▶ Request:
Report how many lines below contain the word "Indonesia", and give only that number.

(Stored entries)
"""

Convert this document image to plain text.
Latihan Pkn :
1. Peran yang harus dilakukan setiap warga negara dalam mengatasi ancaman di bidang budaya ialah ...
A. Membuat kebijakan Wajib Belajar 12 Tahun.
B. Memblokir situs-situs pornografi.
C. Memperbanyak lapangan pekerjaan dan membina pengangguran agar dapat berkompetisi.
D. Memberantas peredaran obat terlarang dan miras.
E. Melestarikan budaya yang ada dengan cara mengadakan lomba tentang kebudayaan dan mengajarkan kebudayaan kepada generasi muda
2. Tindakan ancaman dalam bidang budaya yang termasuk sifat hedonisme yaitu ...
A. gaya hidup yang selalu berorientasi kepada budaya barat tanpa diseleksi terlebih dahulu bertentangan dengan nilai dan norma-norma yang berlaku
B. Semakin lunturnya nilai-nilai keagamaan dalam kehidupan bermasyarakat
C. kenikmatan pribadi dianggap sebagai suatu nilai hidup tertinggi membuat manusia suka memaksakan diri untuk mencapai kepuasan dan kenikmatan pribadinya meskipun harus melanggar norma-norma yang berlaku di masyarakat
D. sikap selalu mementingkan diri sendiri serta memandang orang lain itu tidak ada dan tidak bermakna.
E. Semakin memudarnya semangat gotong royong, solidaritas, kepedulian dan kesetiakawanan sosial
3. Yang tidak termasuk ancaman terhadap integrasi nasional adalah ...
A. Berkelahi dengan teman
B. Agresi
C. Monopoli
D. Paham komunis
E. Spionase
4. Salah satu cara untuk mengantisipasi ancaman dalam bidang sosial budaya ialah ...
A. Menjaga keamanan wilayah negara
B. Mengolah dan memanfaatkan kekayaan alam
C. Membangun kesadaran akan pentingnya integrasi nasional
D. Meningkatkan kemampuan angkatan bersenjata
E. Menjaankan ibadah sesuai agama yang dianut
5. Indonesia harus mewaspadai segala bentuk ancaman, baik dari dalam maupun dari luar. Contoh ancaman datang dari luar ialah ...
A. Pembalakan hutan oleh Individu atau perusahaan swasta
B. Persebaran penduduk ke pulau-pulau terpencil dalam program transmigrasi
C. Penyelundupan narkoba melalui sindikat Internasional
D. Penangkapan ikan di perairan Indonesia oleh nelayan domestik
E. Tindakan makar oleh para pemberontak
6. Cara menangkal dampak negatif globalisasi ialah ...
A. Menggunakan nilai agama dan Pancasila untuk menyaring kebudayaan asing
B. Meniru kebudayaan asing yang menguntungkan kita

"""

▶ Solved problem:
2